[start of Dataset records]

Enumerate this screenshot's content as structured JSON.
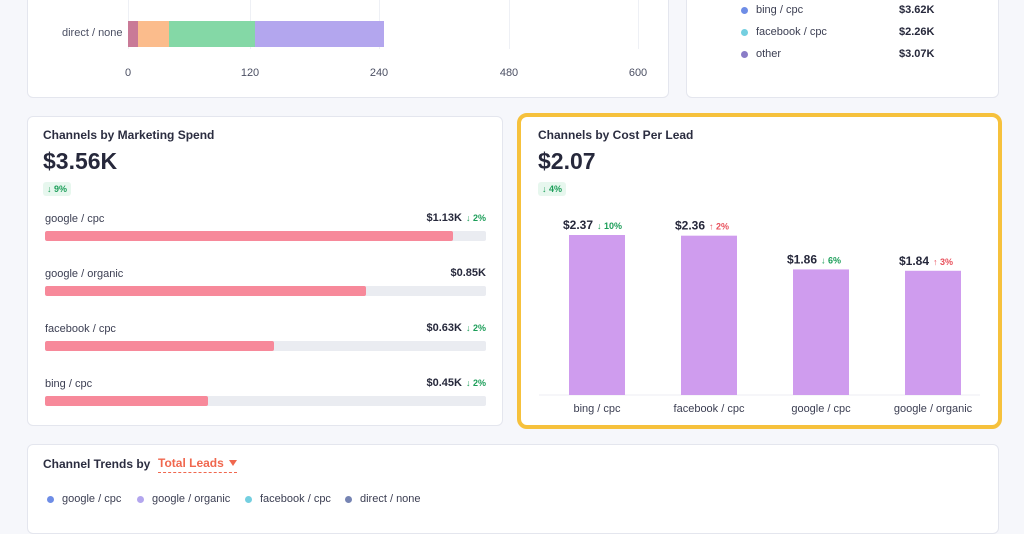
{
  "top_chart": {
    "row_label": "direct / none",
    "ticks": [
      "0",
      "120",
      "240",
      "480",
      "600"
    ],
    "tick_values": [
      0,
      120,
      240,
      480,
      600
    ],
    "segments": [
      {
        "from": 0,
        "to": 10,
        "color": "#c97a97"
      },
      {
        "from": 10,
        "to": 40,
        "color": "#fbbc8c"
      },
      {
        "from": 40,
        "to": 125,
        "color": "#84d8a6"
      },
      {
        "from": 125,
        "to": 250,
        "color": "#b3a6ee"
      }
    ]
  },
  "top_legend": [
    {
      "label": "bing / cpc",
      "value": "$3.62K",
      "color": "#6e8de6"
    },
    {
      "label": "facebook / cpc",
      "value": "$2.26K",
      "color": "#74cfe0"
    },
    {
      "label": "other",
      "value": "$3.07K",
      "color": "#8a7cc7"
    }
  ],
  "spend": {
    "title": "Channels by Marketing Spend",
    "value": "$3.56K",
    "delta": "↓ 9%",
    "rows": [
      {
        "name": "google / cpc",
        "value": "$1.13K",
        "delta": "↓ 2%",
        "fraction": 0.926
      },
      {
        "name": "google / organic",
        "value": "$0.85K",
        "delta": "",
        "fraction": 0.727
      },
      {
        "name": "facebook / cpc",
        "value": "$0.63K",
        "delta": "↓ 2%",
        "fraction": 0.52
      },
      {
        "name": "bing / cpc",
        "value": "$0.45K",
        "delta": "↓ 2%",
        "fraction": 0.369
      }
    ]
  },
  "cpl": {
    "title": "Channels by Cost Per Lead",
    "value": "$2.07",
    "delta": "↓ 4%",
    "chart_data": {
      "type": "bar",
      "categories": [
        "bing / cpc",
        "facebook / cpc",
        "google / cpc",
        "google / organic"
      ],
      "values": [
        2.37,
        2.36,
        1.86,
        1.84
      ],
      "value_labels": [
        "$2.37",
        "$2.36",
        "$1.86",
        "$1.84"
      ],
      "deltas": [
        "↓ 10%",
        "↑ 2%",
        "↓ 6%",
        "↑ 3%"
      ],
      "delta_colors": [
        "#1c9e59",
        "#e8505b",
        "#1c9e59",
        "#e8505b"
      ],
      "bar_color": "#cf9cee",
      "ylim": [
        0,
        3.0
      ]
    }
  },
  "trends": {
    "title": "Channel Trends by",
    "metric": "Total Leads",
    "legend": [
      {
        "label": "google / cpc",
        "color": "#6e8de6"
      },
      {
        "label": "google / organic",
        "color": "#b3a6ee"
      },
      {
        "label": "facebook / cpc",
        "color": "#74cfe0"
      },
      {
        "label": "direct / none",
        "color": "#7684b3"
      }
    ]
  }
}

[end of Dataset records]

What the task requires
Take the listing above and print it exactly, apart from the pictures.

Full solution
Enumerate this screenshot's content as structured JSON.
{
  "top_chart": {
    "row_label": "direct / none",
    "ticks": [
      "0",
      "120",
      "240",
      "480",
      "600"
    ],
    "tick_values": [
      0,
      120,
      240,
      480,
      600
    ],
    "segments": [
      {
        "from": 0,
        "to": 10,
        "color": "#c97a97"
      },
      {
        "from": 10,
        "to": 40,
        "color": "#fbbc8c"
      },
      {
        "from": 40,
        "to": 125,
        "color": "#84d8a6"
      },
      {
        "from": 125,
        "to": 250,
        "color": "#b3a6ee"
      }
    ]
  },
  "top_legend": [
    {
      "label": "bing / cpc",
      "value": "$3.62K",
      "color": "#6e8de6"
    },
    {
      "label": "facebook / cpc",
      "value": "$2.26K",
      "color": "#74cfe0"
    },
    {
      "label": "other",
      "value": "$3.07K",
      "color": "#8a7cc7"
    }
  ],
  "spend": {
    "title": "Channels by Marketing Spend",
    "value": "$3.56K",
    "delta": "↓ 9%",
    "rows": [
      {
        "name": "google / cpc",
        "value": "$1.13K",
        "delta": "↓ 2%",
        "fraction": 0.926
      },
      {
        "name": "google / organic",
        "value": "$0.85K",
        "delta": "",
        "fraction": 0.727
      },
      {
        "name": "facebook / cpc",
        "value": "$0.63K",
        "delta": "↓ 2%",
        "fraction": 0.52
      },
      {
        "name": "bing / cpc",
        "value": "$0.45K",
        "delta": "↓ 2%",
        "fraction": 0.369
      }
    ]
  },
  "cpl": {
    "title": "Channels by Cost Per Lead",
    "value": "$2.07",
    "delta": "↓ 4%",
    "chart_data": {
      "type": "bar",
      "categories": [
        "bing / cpc",
        "facebook / cpc",
        "google / cpc",
        "google / organic"
      ],
      "values": [
        2.37,
        2.36,
        1.86,
        1.84
      ],
      "value_labels": [
        "$2.37",
        "$2.36",
        "$1.86",
        "$1.84"
      ],
      "deltas": [
        "↓ 10%",
        "↑ 2%",
        "↓ 6%",
        "↑ 3%"
      ],
      "delta_colors": [
        "#1c9e59",
        "#e8505b",
        "#1c9e59",
        "#e8505b"
      ],
      "bar_color": "#cf9cee",
      "ylim": [
        0,
        3.0
      ]
    }
  },
  "trends": {
    "title": "Channel Trends by",
    "metric": "Total Leads",
    "legend": [
      {
        "label": "google / cpc",
        "color": "#6e8de6"
      },
      {
        "label": "google / organic",
        "color": "#b3a6ee"
      },
      {
        "label": "facebook / cpc",
        "color": "#74cfe0"
      },
      {
        "label": "direct / none",
        "color": "#7684b3"
      }
    ]
  }
}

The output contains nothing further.